▶ **DATA SHOWN**:

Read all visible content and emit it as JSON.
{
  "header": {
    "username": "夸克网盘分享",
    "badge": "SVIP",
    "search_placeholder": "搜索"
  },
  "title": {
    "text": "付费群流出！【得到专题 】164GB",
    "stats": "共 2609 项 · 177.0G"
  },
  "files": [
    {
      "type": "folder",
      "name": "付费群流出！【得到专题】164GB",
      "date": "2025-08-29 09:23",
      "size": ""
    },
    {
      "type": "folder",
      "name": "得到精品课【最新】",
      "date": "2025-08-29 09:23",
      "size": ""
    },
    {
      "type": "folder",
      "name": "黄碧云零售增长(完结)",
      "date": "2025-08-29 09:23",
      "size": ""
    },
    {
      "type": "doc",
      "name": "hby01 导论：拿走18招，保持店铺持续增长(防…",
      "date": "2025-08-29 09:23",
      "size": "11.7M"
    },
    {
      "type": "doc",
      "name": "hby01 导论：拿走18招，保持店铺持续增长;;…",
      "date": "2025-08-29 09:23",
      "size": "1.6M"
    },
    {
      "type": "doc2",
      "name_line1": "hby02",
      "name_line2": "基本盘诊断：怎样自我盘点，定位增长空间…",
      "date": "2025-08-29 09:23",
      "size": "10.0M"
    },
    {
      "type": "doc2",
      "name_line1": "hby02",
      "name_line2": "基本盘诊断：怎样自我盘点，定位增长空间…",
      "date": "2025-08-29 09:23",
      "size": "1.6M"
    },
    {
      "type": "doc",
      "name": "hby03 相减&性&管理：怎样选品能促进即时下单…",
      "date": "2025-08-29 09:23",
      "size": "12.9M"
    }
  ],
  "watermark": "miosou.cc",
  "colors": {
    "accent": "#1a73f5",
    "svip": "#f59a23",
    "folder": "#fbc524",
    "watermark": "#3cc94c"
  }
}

▶ **SET EXERCISE**: From the data above, gather every line that includes the word "保持店铺持续增长".

▶ **RESULT OF THE TASK**:
      "name": "hby01 导论：拿走18招，保持店铺持续增长(防…",
      "name": "hby01 导论：拿走18招，保持店铺持续增长;;…",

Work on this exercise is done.